### WHAT YOU ARE ASKED TO DO
Look through the material below. Copy each line that contains the string "Position".

Begin

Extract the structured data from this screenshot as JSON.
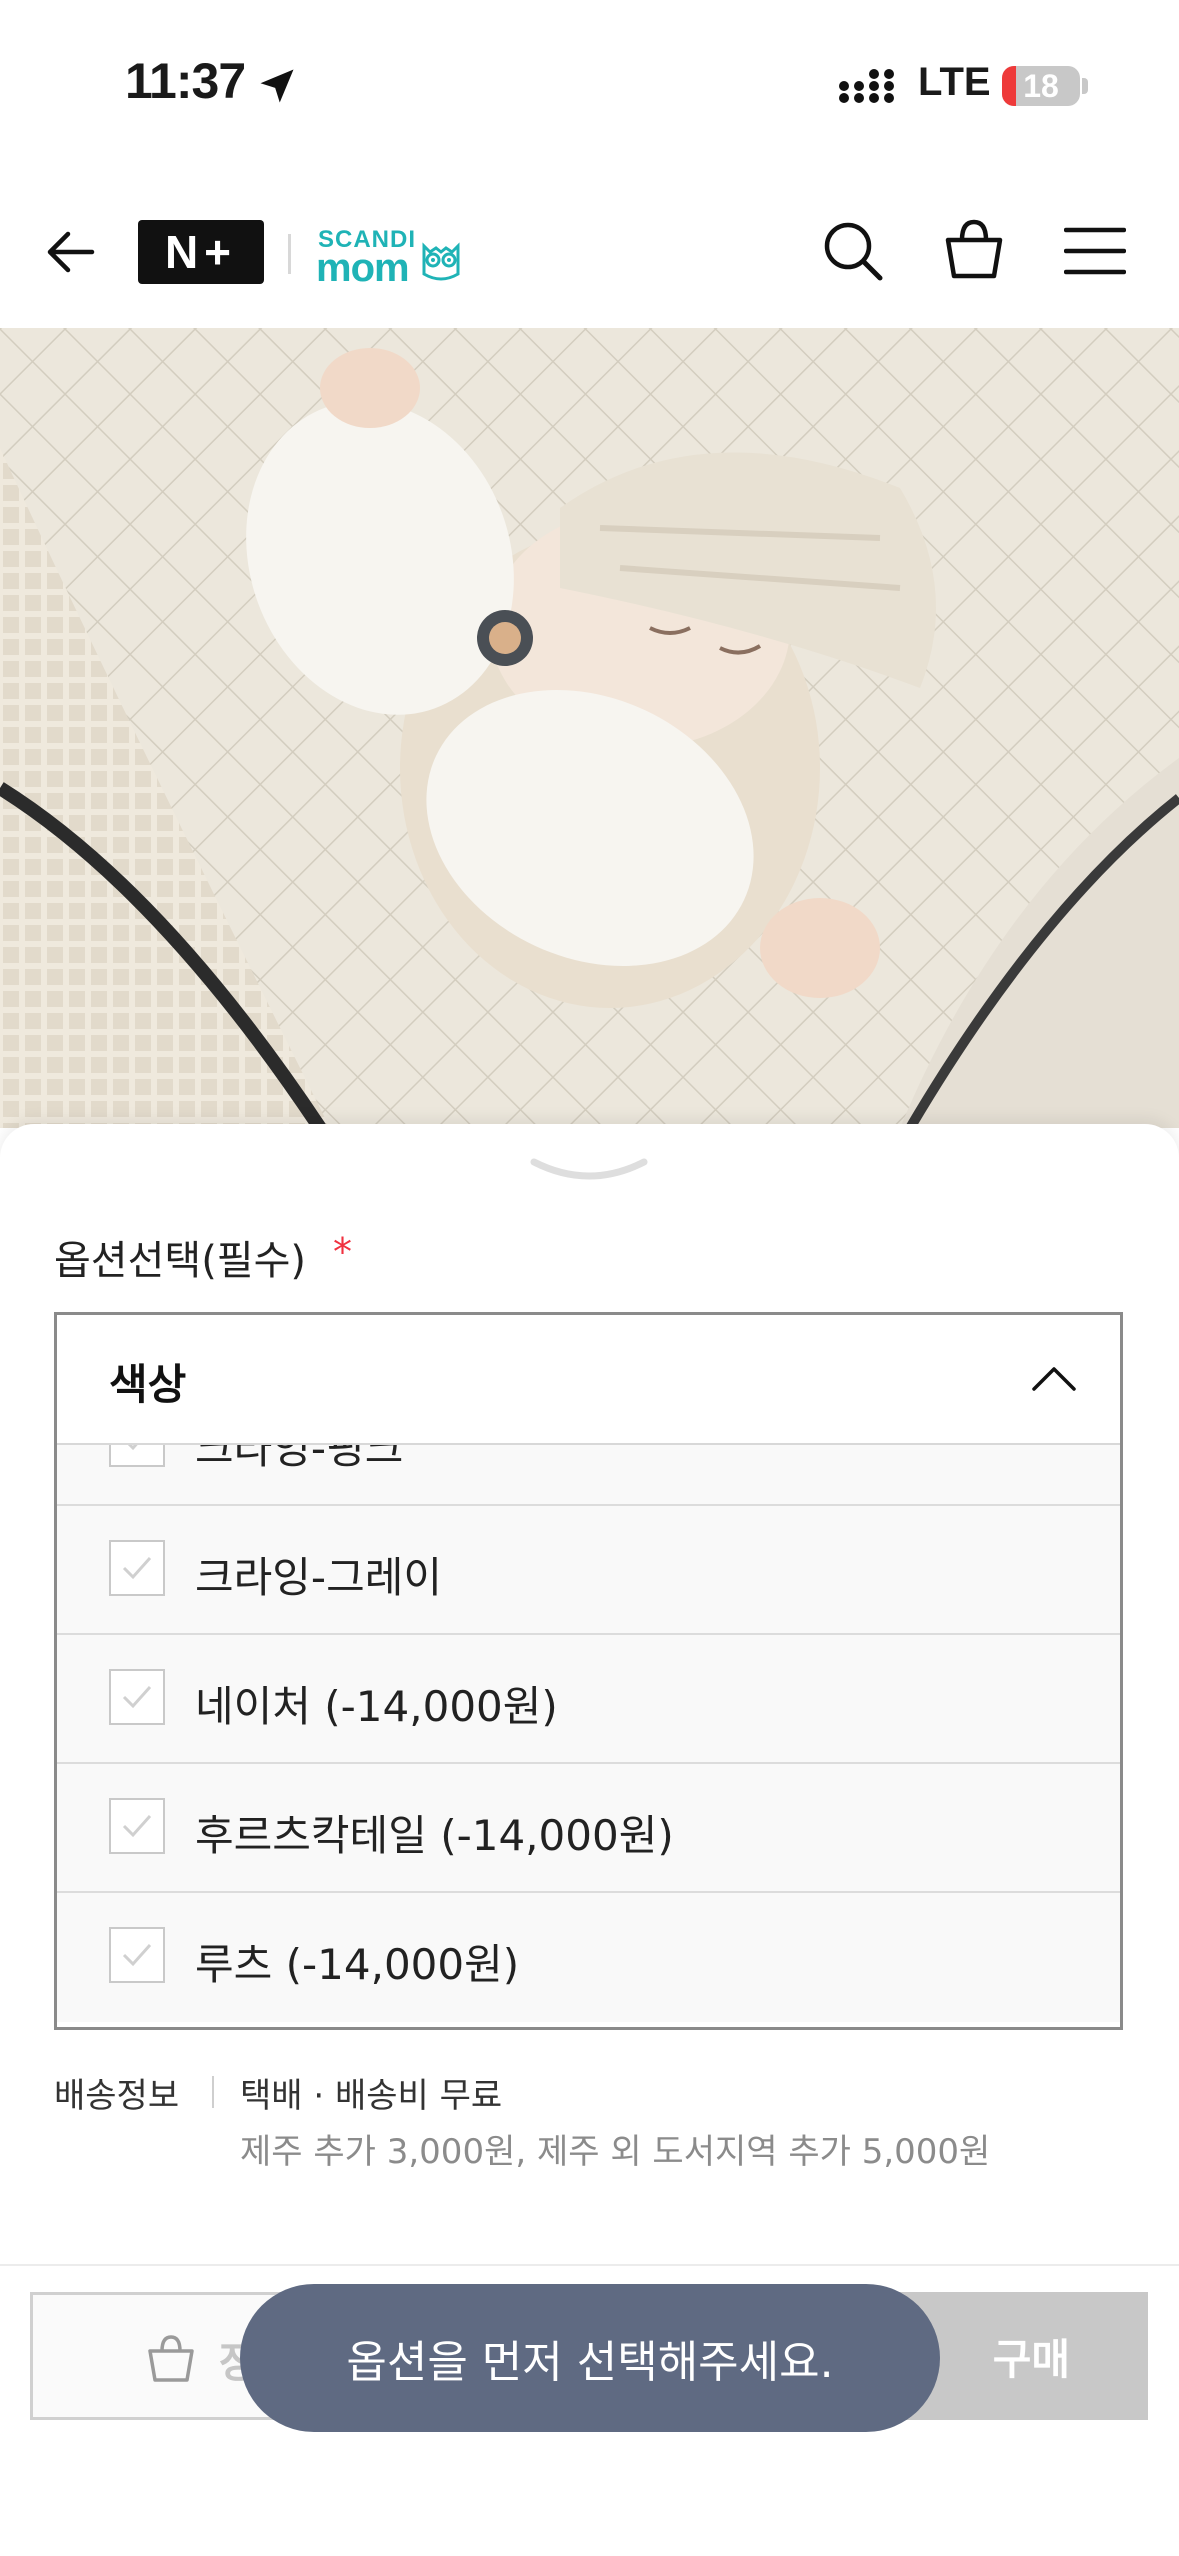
{
  "status_bar": {
    "time": "11:37",
    "network": "LTE",
    "battery_percent": 18
  },
  "header": {
    "partner_logo": "N+",
    "brand_logo_top": "SCANDI",
    "brand_logo_bottom": "mom",
    "icons": [
      "back-arrow-icon",
      "search-icon",
      "shopping-bag-icon",
      "hamburger-menu-icon"
    ]
  },
  "options": {
    "title": "옵션선택(필수)",
    "required_mark": "*",
    "select_label": "색상",
    "items": [
      {
        "label": "크라잉-핑크"
      },
      {
        "label": "크라잉-그레이"
      },
      {
        "label": "네이처 (-14,000원)"
      },
      {
        "label": "후르츠칵테일 (-14,000원)"
      },
      {
        "label": "루츠 (-14,000원)"
      }
    ]
  },
  "delivery": {
    "label": "배송정보",
    "value": "택배 · 배송비 무료",
    "note": "제주 추가 3,000원, 제주 외 도서지역 추가 5,000원"
  },
  "actions": {
    "cart_label": "장",
    "buy_label": "구매"
  },
  "toast": {
    "message": "옵션을 먼저 선택해주세요."
  },
  "colors": {
    "brand": "#1fb3b6",
    "required": "#f0313f",
    "toast_bg": "#5f6a82",
    "battery_low": "#ee3a3a"
  }
}
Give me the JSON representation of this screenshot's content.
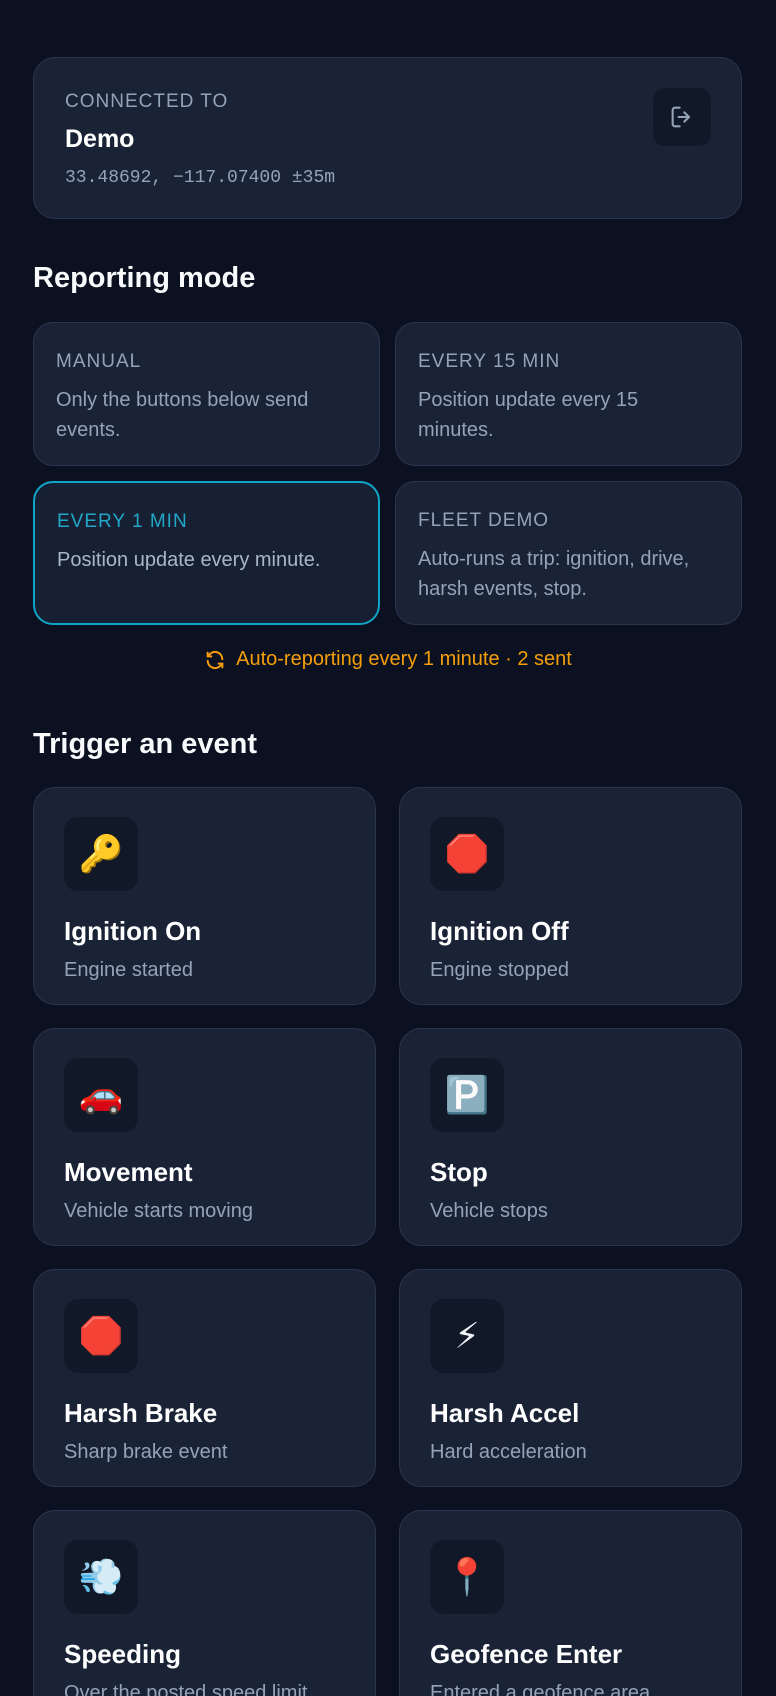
{
  "connection": {
    "label": "CONNECTED TO",
    "name": "Demo",
    "coords": "33.48692, −117.07400 ±35m",
    "logout_icon": "logout-icon"
  },
  "reporting": {
    "title": "Reporting mode",
    "modes": [
      {
        "title": "MANUAL",
        "desc": "Only the buttons below send events.",
        "active": false
      },
      {
        "title": "EVERY 15 MIN",
        "desc": "Position update every 15 minutes.",
        "active": false
      },
      {
        "title": "EVERY 1 MIN",
        "desc": "Position update every minute.",
        "active": true
      },
      {
        "title": "FLEET DEMO",
        "desc": "Auto-runs a trip: ignition, drive, harsh events, stop.",
        "active": false
      }
    ],
    "status": "Auto-reporting every 1 minute · 2 sent",
    "status_color": "#f59e0b",
    "active_color": "#0ea5c6"
  },
  "events": {
    "title": "Trigger an event",
    "items": [
      {
        "icon": "🔑",
        "icon_name": "key-icon",
        "title": "Ignition On",
        "sub": "Engine started"
      },
      {
        "icon": "🛑",
        "icon_name": "stop-sign-icon",
        "title": "Ignition Off",
        "sub": "Engine stopped"
      },
      {
        "icon": "🚗",
        "icon_name": "car-icon",
        "title": "Movement",
        "sub": "Vehicle starts moving"
      },
      {
        "icon": "🅿️",
        "icon_name": "parking-icon",
        "title": "Stop",
        "sub": "Vehicle stops"
      },
      {
        "icon": "🛑",
        "icon_name": "stop-sign-icon",
        "title": "Harsh Brake",
        "sub": "Sharp brake event"
      },
      {
        "icon": "⚡",
        "icon_name": "lightning-icon",
        "title": "Harsh Accel",
        "sub": "Hard acceleration"
      },
      {
        "icon": "💨",
        "icon_name": "dash-icon",
        "title": "Speeding",
        "sub": "Over the posted speed limit"
      },
      {
        "icon": "📍",
        "icon_name": "pin-icon",
        "title": "Geofence Enter",
        "sub": "Entered a geofence area"
      }
    ]
  }
}
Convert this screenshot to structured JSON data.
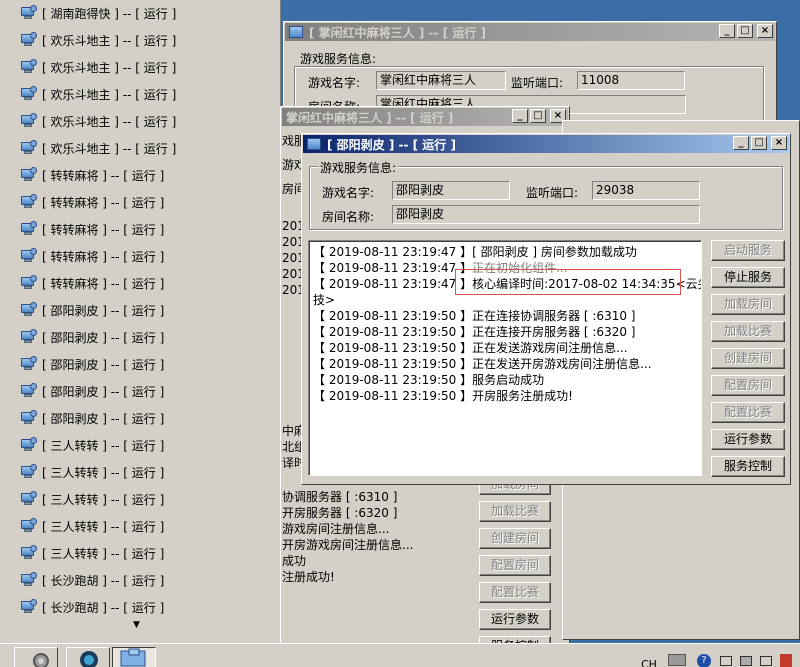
{
  "task_list": {
    "items": [
      "[ 湖南跑得快 ] -- [ 运行 ]",
      "[ 欢乐斗地主 ] -- [ 运行 ]",
      "[ 欢乐斗地主 ] -- [ 运行 ]",
      "[ 欢乐斗地主 ] -- [ 运行 ]",
      "[ 欢乐斗地主 ] -- [ 运行 ]",
      "[ 欢乐斗地主 ] -- [ 运行 ]",
      "[ 转转麻将 ] -- [ 运行 ]",
      "[ 转转麻将 ] -- [ 运行 ]",
      "[ 转转麻将 ] -- [ 运行 ]",
      "[ 转转麻将 ] -- [ 运行 ]",
      "[ 转转麻将 ] -- [ 运行 ]",
      "[ 邵阳剥皮 ] -- [ 运行 ]",
      "[ 邵阳剥皮 ] -- [ 运行 ]",
      "[ 邵阳剥皮 ] -- [ 运行 ]",
      "[ 邵阳剥皮 ] -- [ 运行 ]",
      "[ 邵阳剥皮 ] -- [ 运行 ]",
      "[ 三人转转 ] -- [ 运行 ]",
      "[ 三人转转 ] -- [ 运行 ]",
      "[ 三人转转 ] -- [ 运行 ]",
      "[ 三人转转 ] -- [ 运行 ]",
      "[ 三人转转 ] -- [ 运行 ]",
      "[ 长沙跑胡 ] -- [ 运行 ]",
      "[ 长沙跑胡 ] -- [ 运行 ]"
    ]
  },
  "win_back1": {
    "title": "[ 掌闲红中麻将三人 ] -- [ 运行 ]",
    "group_title": "游戏服务信息:",
    "game_name_label": "游戏名字:",
    "game_name_value": "掌闲红中麻将三人",
    "port_label": "监听端口:",
    "port_value": "11008",
    "room_label": "房间名称:",
    "room_value": "掌闲红中麻将三人"
  },
  "win_back2": {
    "title": "掌闲红中麻将三人 ] -- [ 运行 ]",
    "frag_left": [
      "戏服",
      "游戏",
      "房间",
      "201",
      "201",
      "201",
      "201",
      "201",
      "中麻",
      "北组",
      "译时"
    ],
    "frag_logs": [
      "协调服务器 [ :6310 ]",
      "开房服务器 [ :6320 ]",
      "游戏房间注册信息...",
      "开房游戏房间注册信息...",
      "成功",
      "注册成功!"
    ],
    "buttons": [
      "加载房间",
      "加载比赛",
      "创建房间",
      "配置房间",
      "配置比赛",
      "运行参数",
      "服务控制"
    ]
  },
  "win_main": {
    "title": "[ 邵阳剥皮 ] -- [ 运行 ]",
    "group_title": "游戏服务信息:",
    "game_name_label": "游戏名字:",
    "game_name_value": "邵阳剥皮",
    "port_label": "监听端口:",
    "port_value": "29038",
    "room_label": "房间名称:",
    "room_value": "邵阳剥皮",
    "log": [
      {
        "ts": "【 2019-08-11 23:19:47 】",
        "msg": "[ 邵阳剥皮 ] 房间参数加载成功"
      },
      {
        "ts": "【 2019-08-11 23:19:47 】",
        "msg": "正在初始化组件..."
      },
      {
        "ts": "【 2019-08-11 23:19:47 】",
        "msg": "核心编译时间:2017-08-02 14:34:35<云尖科"
      },
      {
        "ts": "",
        "msg": "技>"
      },
      {
        "ts": "【 2019-08-11 23:19:50 】",
        "msg": "正在连接协调服务器 [ :6310 ]"
      },
      {
        "ts": "【 2019-08-11 23:19:50 】",
        "msg": "正在连接开房服务器 [ :6320 ]"
      },
      {
        "ts": "【 2019-08-11 23:19:50 】",
        "msg": "正在发送游戏房间注册信息..."
      },
      {
        "ts": "【 2019-08-11 23:19:50 】",
        "msg": "正在发送开房游戏房间注册信息..."
      },
      {
        "ts": "【 2019-08-11 23:19:50 】",
        "msg": "服务启动成功"
      },
      {
        "ts": "【 2019-08-11 23:19:50 】",
        "msg": "开房服务注册成功!"
      }
    ],
    "buttons": [
      "启动服务",
      "停止服务",
      "加载房间",
      "加载比赛",
      "创建房间",
      "配置房间",
      "配置比赛",
      "运行参数",
      "服务控制"
    ],
    "highlight_color": "#d9534f"
  },
  "taskbar": {
    "tray": [
      "CH",
      "?"
    ]
  }
}
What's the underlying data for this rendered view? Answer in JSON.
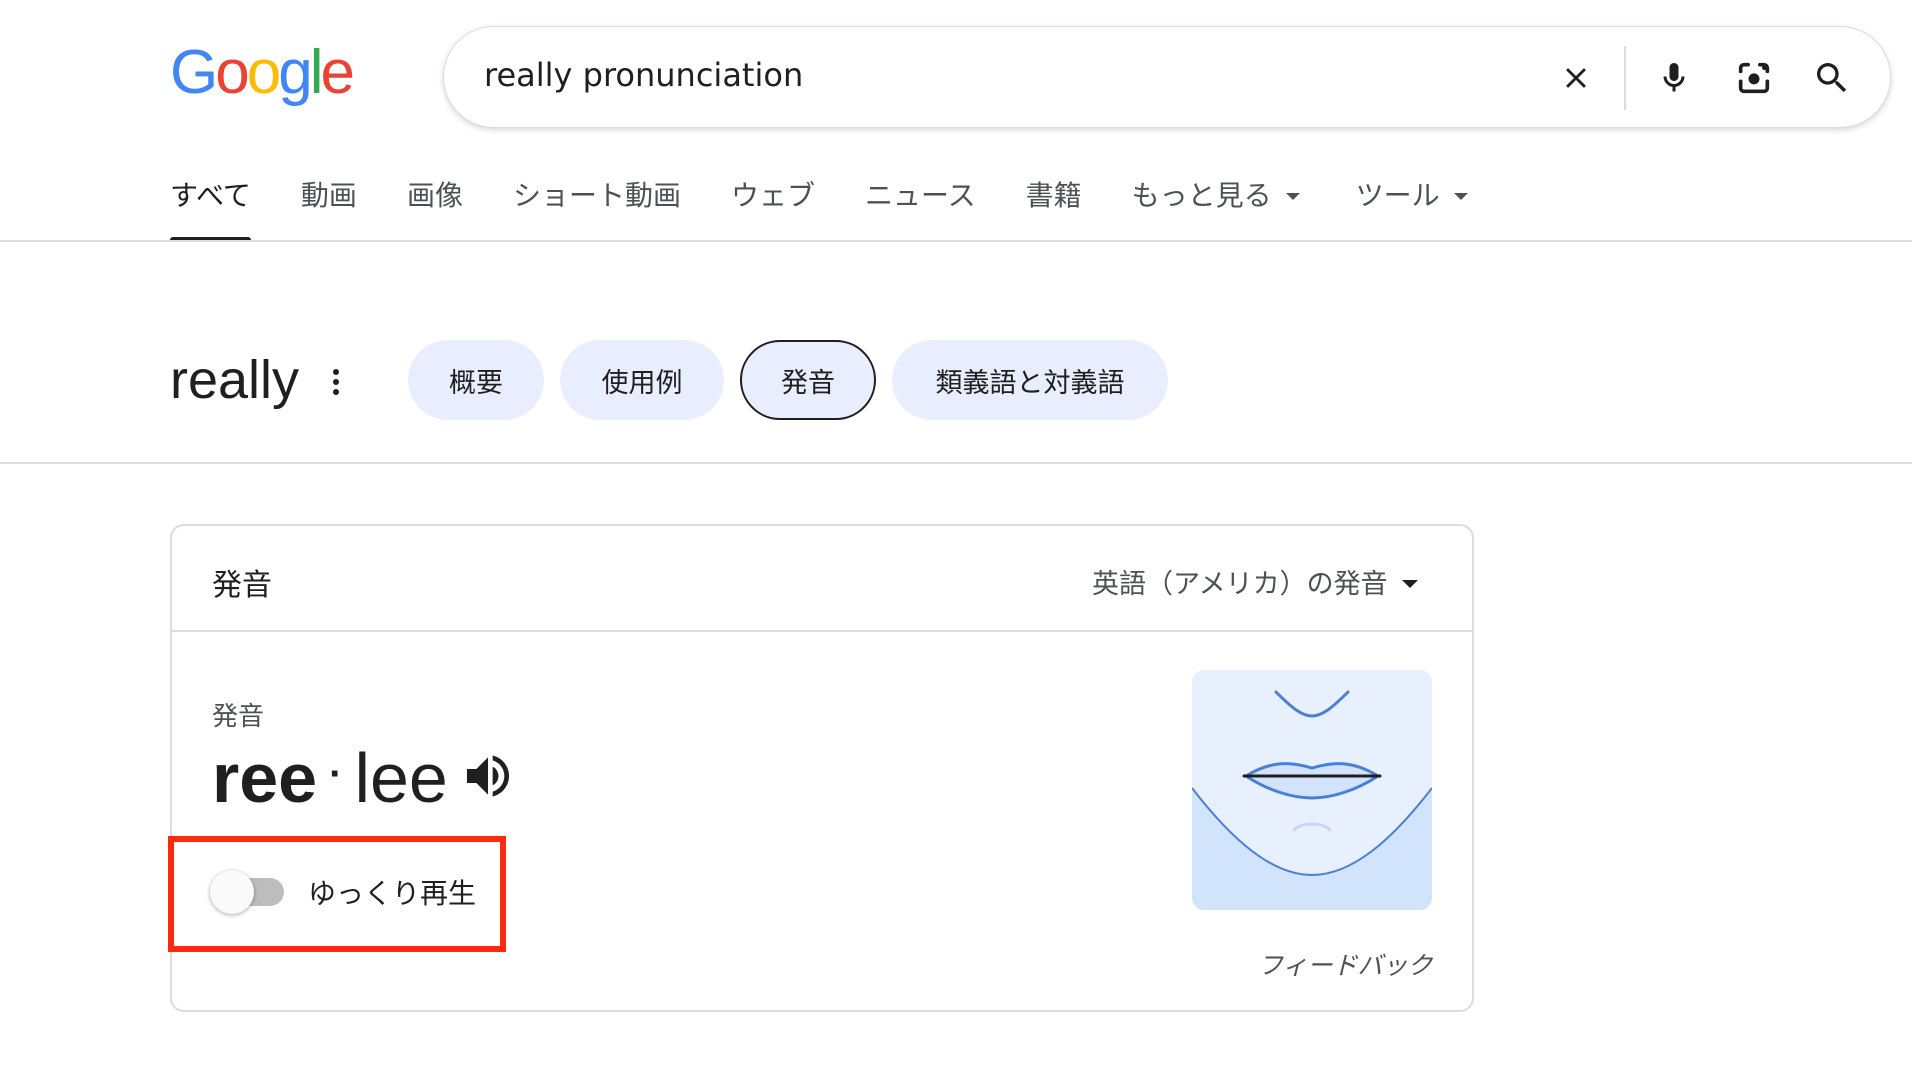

End

### WRITTEN ANSWER
        "desc": "Position update every 15 minutes.",
        "desc": "Position update every minute.",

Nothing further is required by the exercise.